■ Directive:
Copy out word for word the stretch of rows from the one containing "tagline-line-1: 一款极速电视投屏工具 [139,128,270,143]" through the one containing "menu-item-user-agreement[interactable]: 用户协议 [24,255,385,300]", including both of those rows.

■ Data to use:

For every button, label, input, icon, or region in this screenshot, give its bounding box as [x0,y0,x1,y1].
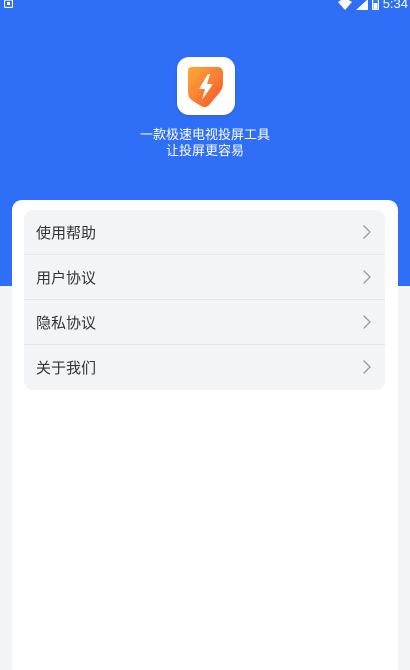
tagline-line-1: 一款极速电视投屏工具 [139,128,270,143]
menu-item-label: 关于我们 [36,359,97,377]
status-icons: 5:34 [337,0,410,11]
settings-menu: 使用帮助 用户协议 隐私协议 关于我们 [24,210,385,390]
notification-icon [4,0,13,8]
chevron-right-icon [363,270,371,284]
tagline-line-2: 让投屏更容易 [165,144,244,159]
menu-item-label: 隐私协议 [36,313,97,332]
chevron-right-icon [363,315,371,329]
chevron-right-icon [363,360,371,374]
menu-item-label: 用户协议 [36,268,97,287]
wifi-icon [337,0,352,10]
menu-item-user-agreement[interactable]: 用户协议 [24,255,385,300]
chevron-right-icon [363,225,371,239]
signal-icon [355,0,368,10]
status-time: 5:34 [382,0,408,11]
lightning-bolt-icon [188,67,223,108]
menu-item-help[interactable]: 使用帮助 [24,210,385,255]
menu-item-label: 使用帮助 [36,223,97,242]
tagline: 一款极速电视投屏工具 让投屏更容易 [0,128,410,160]
app-logo [177,57,235,115]
menu-item-about-us[interactable]: 关于我们 [24,345,385,390]
status-bar: 5:34 [0,0,410,14]
menu-item-privacy-policy[interactable]: 隐私协议 [24,300,385,345]
battery-icon [371,0,379,10]
content-card: 使用帮助 用户协议 隐私协议 关于我们 [12,200,398,670]
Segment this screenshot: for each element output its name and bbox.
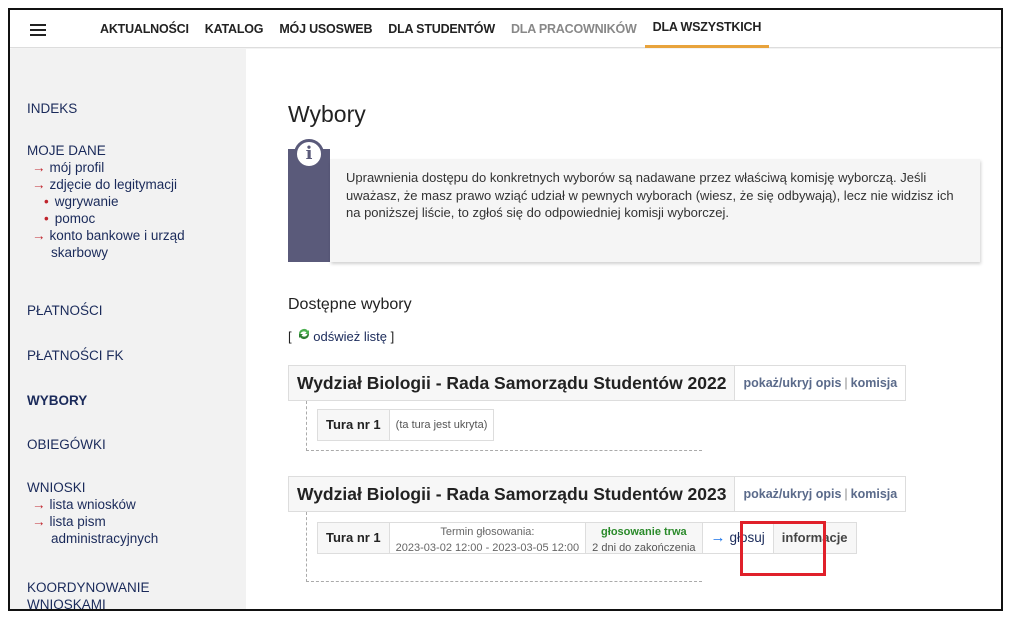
nav-dla-wszystkich[interactable]: DLA WSZYSTKICH xyxy=(644,10,770,48)
sidebar-item-wnioski[interactable]: WNIOSKI xyxy=(27,480,86,495)
sidebar-item-obiegowki[interactable]: OBIEGÓWKI xyxy=(27,437,106,452)
vote-highlight-box xyxy=(740,521,826,576)
nav-katalog[interactable]: KATALOG xyxy=(197,10,272,48)
election-title: Wydział Biologii - Rada Samorządu Studen… xyxy=(289,366,735,400)
sidebar-link-wgrywanie[interactable]: • wgrywanie xyxy=(44,194,119,209)
hamburger-menu-icon[interactable] xyxy=(30,24,46,36)
sidebar: INDEKS MOJE DANE → mój profil → zdjęcie do… xyxy=(10,49,246,609)
round-row: Tura nr 1 (ta tura jest ukryta) xyxy=(317,409,495,441)
browser-frame: AKTUALNOŚCI KATALOG MÓJ USOSWEB DLA STUD… xyxy=(8,8,1003,611)
sidebar-item-platnosci[interactable]: PŁATNOŚCI xyxy=(27,303,103,318)
arrow-right-icon: → xyxy=(32,228,46,243)
sidebar-link-pomoc[interactable]: • pomoc xyxy=(44,211,95,226)
arrow-right-icon: → xyxy=(32,177,46,192)
refresh-list: [ odśwież listę ] xyxy=(288,327,395,344)
election-rounds: Tura nr 1 (ta tura jest ukryta) xyxy=(306,401,702,451)
bullet-icon: • xyxy=(44,211,49,226)
sidebar-item-koordynowanie-cont[interactable]: WNIOSKAMI xyxy=(27,597,106,609)
arrow-right-icon: → xyxy=(32,514,46,529)
top-navigation-bar: AKTUALNOŚCI KATALOG MÓJ USOSWEB DLA STUD… xyxy=(10,10,1001,48)
info-text: Uprawnienia dostępu do konkretnych wybor… xyxy=(330,159,980,262)
sidebar-link-lista-pism[interactable]: → lista pism xyxy=(32,514,106,529)
sidebar-item-koordynowanie[interactable]: KOORDYNOWANIE xyxy=(27,580,150,595)
bullet-icon: • xyxy=(44,194,49,209)
election-title: Wydział Biologii - Rada Samorządu Studen… xyxy=(289,477,735,511)
sidebar-link-lista-wnioskow[interactable]: → lista wniosków xyxy=(32,497,136,512)
election-header: Wydział Biologii - Rada Samorządu Studen… xyxy=(288,476,907,512)
arrow-right-icon: → xyxy=(32,160,46,175)
refresh-icon[interactable] xyxy=(297,327,311,341)
nav-dla-pracownikow[interactable]: DLA PRACOWNIKÓW xyxy=(503,10,645,48)
info-box: i Uprawnienia dostępu do konkretnych wyb… xyxy=(288,139,980,262)
sidebar-item-moje-dane[interactable]: MOJE DANE xyxy=(27,143,106,158)
nav-aktualnosci[interactable]: AKTUALNOŚCI xyxy=(92,10,197,48)
arrow-right-icon: → xyxy=(32,497,46,512)
commission-link[interactable]: komisja xyxy=(851,376,898,390)
sidebar-item-indeks[interactable]: INDEKS xyxy=(27,101,77,116)
election-actions: pokaż/ukryj opis | komisja xyxy=(734,366,906,400)
commission-link[interactable]: komisja xyxy=(851,487,898,501)
election-actions: pokaż/ukryj opis | komisja xyxy=(734,477,906,511)
round-hidden-note: (ta tura jest ukryta) xyxy=(395,419,488,431)
toggle-description-link[interactable]: pokaż/ukryj opis xyxy=(743,487,841,501)
arrow-right-icon: → xyxy=(710,529,726,546)
nav-dla-studentow[interactable]: DLA STUDENTÓW xyxy=(380,10,503,48)
voting-status: głosowanie trwa 2 dni do zakończenia xyxy=(586,523,703,554)
page-title: Wybory xyxy=(288,101,366,127)
section-title: Dostępne wybory xyxy=(288,296,412,313)
nav-moj-usosweb[interactable]: MÓJ USOSWEB xyxy=(271,10,380,48)
sidebar-link-moj-profil[interactable]: → mój profil xyxy=(32,160,104,175)
election-rounds: Tura nr 1 Termin głosowania: 2023-03-02 … xyxy=(306,512,857,582)
toggle-description-link[interactable]: pokaż/ukryj opis xyxy=(743,376,841,390)
voting-term: Termin głosowania: 2023-03-02 12:00 - 20… xyxy=(390,523,587,554)
refresh-link[interactable]: odśwież listę xyxy=(313,329,387,344)
sidebar-item-wybory[interactable]: WYBORY xyxy=(27,393,87,408)
round-label: Tura nr 1 xyxy=(318,523,390,553)
sidebar-link-konto-bankowe-cont[interactable]: skarbowy xyxy=(51,245,108,260)
election-header: Wydział Biologii - Rada Samorządu Studen… xyxy=(288,365,907,401)
round-label: Tura nr 1 xyxy=(318,410,390,440)
sidebar-item-platnosci-fk[interactable]: PŁATNOŚCI FK xyxy=(27,348,124,363)
main-content: Wybory i Uprawnienia dostępu do konkretn… xyxy=(246,49,1001,609)
sidebar-link-zdjecie[interactable]: → zdjęcie do legitymacji xyxy=(32,177,177,192)
sidebar-link-konto-bankowe[interactable]: → konto bankowe i urząd xyxy=(32,228,185,243)
info-icon: i xyxy=(294,139,324,169)
sidebar-link-lista-pism-cont[interactable]: administracyjnych xyxy=(51,531,158,546)
main-nav: AKTUALNOŚCI KATALOG MÓJ USOSWEB DLA STUD… xyxy=(92,10,770,48)
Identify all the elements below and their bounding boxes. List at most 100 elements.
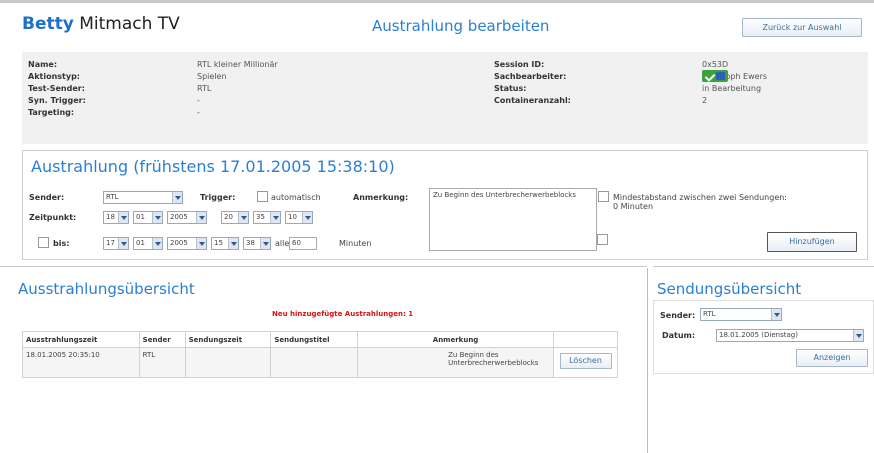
logo-rest: Mitmach TV xyxy=(73,14,180,34)
broadcast-form-title: Austrahlung (frühstens 17.01.2005 15:38:… xyxy=(31,157,395,176)
chevron-down-icon xyxy=(152,238,162,249)
sender-select-value: RTL xyxy=(106,193,119,201)
chevron-down-icon xyxy=(118,238,128,249)
cell-action: Löschen xyxy=(553,347,618,378)
col-header: Sendungszeit xyxy=(184,331,272,348)
info-value: 0x53D xyxy=(702,60,729,69)
shows-date-label: Datum: xyxy=(662,331,696,340)
logo-bold: Betty xyxy=(22,14,74,34)
zeit-minute-select[interactable]: 35 xyxy=(253,211,281,224)
broadcast-form: Austrahlung (frühstens 17.01.2005 15:38:… xyxy=(22,150,868,260)
chevron-down-icon xyxy=(196,238,206,249)
chevron-down-icon xyxy=(771,309,781,320)
chevron-down-icon xyxy=(853,330,863,341)
info-value: RTL kleiner Millionär xyxy=(197,60,278,69)
zeit-day-select[interactable]: 18 xyxy=(103,211,129,224)
add-button[interactable]: Hinzufügen xyxy=(767,232,857,252)
shows-sender-value: RTL xyxy=(703,310,716,318)
bis-day-select[interactable]: 17 xyxy=(103,237,129,250)
back-to-selection-button[interactable]: Zurück zur Auswahl xyxy=(742,18,862,37)
mindestabstand-label: Mindestabstand zwischen zwei Sendungen: xyxy=(613,193,787,202)
bis-minute-select[interactable]: 38 xyxy=(243,237,271,250)
info-value: - xyxy=(197,108,200,117)
shows-sender-select[interactable]: RTL xyxy=(700,308,782,321)
info-value: 2 xyxy=(702,96,708,105)
show-button[interactable]: Anzeigen xyxy=(796,349,868,367)
zeit-second-select[interactable]: 10 xyxy=(285,211,313,224)
mindestabstand-value: 0 Minuten xyxy=(613,202,654,211)
zeit-hour-value: 20 xyxy=(224,213,233,221)
info-key: Containeranzahl: xyxy=(494,96,571,105)
delete-button[interactable]: Löschen xyxy=(559,353,612,369)
chevron-down-icon xyxy=(172,192,182,203)
col-header xyxy=(553,331,618,348)
table-header-row: Ausstrahlungszeit Sender Sendungszeit Se… xyxy=(22,331,618,348)
info-value: - xyxy=(197,96,200,105)
zeit-second-value: 10 xyxy=(288,213,297,221)
sender-select[interactable]: RTL xyxy=(103,191,183,204)
zeit-day-value: 18 xyxy=(106,213,115,221)
chevron-down-icon xyxy=(270,212,280,223)
shows-date-value: 18.01.2005 (Dienstag) xyxy=(719,331,798,339)
bis-month-value: 01 xyxy=(136,239,145,247)
info-key: Status: xyxy=(494,84,527,93)
col-header: Ausstrahlungszeit xyxy=(22,331,140,348)
bis-label: bis: xyxy=(53,239,70,248)
cell-sendungszeit xyxy=(184,347,272,378)
info-key: Session ID: xyxy=(494,60,545,69)
chevron-down-icon xyxy=(228,238,238,249)
info-key: Sachbearbeiter: xyxy=(494,72,567,81)
bis-day-value: 17 xyxy=(106,239,115,247)
shows-sender-label: Sender: xyxy=(660,311,696,320)
chevron-down-icon xyxy=(260,238,270,249)
interval-input[interactable]: 60 xyxy=(289,237,317,250)
minuten-label: Minuten xyxy=(339,239,372,248)
chevron-down-icon xyxy=(196,212,206,223)
column-divider xyxy=(647,268,648,453)
mindestabstand-checkbox[interactable] xyxy=(598,191,609,202)
shows-title: Sendungsübersicht xyxy=(657,280,802,298)
bis-year-value: 2005 xyxy=(170,239,188,247)
chevron-down-icon xyxy=(118,212,128,223)
zeit-month-value: 01 xyxy=(136,213,145,221)
info-key: Syn. Trigger: xyxy=(28,96,86,105)
broadcast-table: Ausstrahlungszeit Sender Sendungszeit Se… xyxy=(22,331,618,378)
bis-month-select[interactable]: 01 xyxy=(133,237,163,250)
session-info-panel: Name: RTL kleiner Millionär Aktionstyp: … xyxy=(22,52,868,144)
trigger-auto-checkbox[interactable] xyxy=(257,191,268,202)
info-value: in Bearbeitung xyxy=(702,84,762,93)
zeit-year-select[interactable]: 2005 xyxy=(167,211,207,224)
bis-hour-select[interactable]: 15 xyxy=(211,237,239,250)
check-globe-icon[interactable] xyxy=(702,70,728,82)
shows-date-select[interactable]: 18.01.2005 (Dienstag) xyxy=(716,329,864,342)
bis-hour-value: 15 xyxy=(214,239,223,247)
bis-checkbox[interactable] xyxy=(38,237,49,248)
chevron-down-icon xyxy=(238,212,248,223)
anmerkung-textarea[interactable]: Zu Beginn des Unterbrecherwerbeblocks xyxy=(429,188,597,251)
cell-anmerkung: Zu Beginn des Unterbrecherwerbeblocks xyxy=(357,347,554,378)
cell-titel xyxy=(270,347,359,378)
bis-year-select[interactable]: 2005 xyxy=(167,237,207,250)
info-value: Spielen xyxy=(197,72,227,81)
zeit-month-select[interactable]: 01 xyxy=(133,211,163,224)
col-header: Sender xyxy=(138,331,186,348)
page-title: Austrahlung bearbeiten xyxy=(372,17,550,35)
zeit-minute-value: 35 xyxy=(256,213,265,221)
trigger-label: Trigger: xyxy=(200,193,236,202)
table-row: 18.01.2005 20:35:10 RTL Zu Beginn des Un… xyxy=(22,347,618,378)
info-key: Aktionstyp: xyxy=(28,72,80,81)
zeit-year-value: 2005 xyxy=(170,213,188,221)
new-broadcasts-notice: Neu hinzugefügte Austrahlungen: 1 xyxy=(272,310,414,318)
overview-title: Ausstrahlungsübersicht xyxy=(18,280,195,298)
trigger-auto-label: automatisch xyxy=(271,193,321,202)
extra-checkbox[interactable] xyxy=(597,234,608,245)
col-header: Sendungstitel xyxy=(270,331,359,348)
info-key: Test-Sender: xyxy=(28,84,85,93)
info-value: RTL xyxy=(197,84,212,93)
info-key: Targeting: xyxy=(28,108,75,117)
section-divider xyxy=(0,266,647,267)
chevron-down-icon xyxy=(152,212,162,223)
anmerkung-label: Anmerkung: xyxy=(353,193,409,202)
chevron-down-icon xyxy=(302,212,312,223)
zeit-hour-select[interactable]: 20 xyxy=(221,211,249,224)
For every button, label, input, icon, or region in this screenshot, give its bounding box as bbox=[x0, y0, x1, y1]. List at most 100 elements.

■ Exercise result:
tagline-line-1: 一款极速电视投屏工具 [139,128,270,143]
menu-item-label: 关于我们 [36,359,97,377]
status-icons: 5:34 [337,0,410,11]
settings-menu: 使用帮助 用户协议 隐私协议 关于我们 [24,210,385,390]
notification-icon [4,0,13,8]
chevron-right-icon [363,270,371,284]
tagline-line-2: 让投屏更容易 [165,144,244,159]
menu-item-label: 隐私协议 [36,313,97,332]
chevron-right-icon [363,315,371,329]
chevron-right-icon [363,360,371,374]
menu-item-label: 用户协议 [36,268,97,287]
wifi-icon [337,0,352,10]
menu-item-user-agreement[interactable]: 用户协议 [24,255,385,300]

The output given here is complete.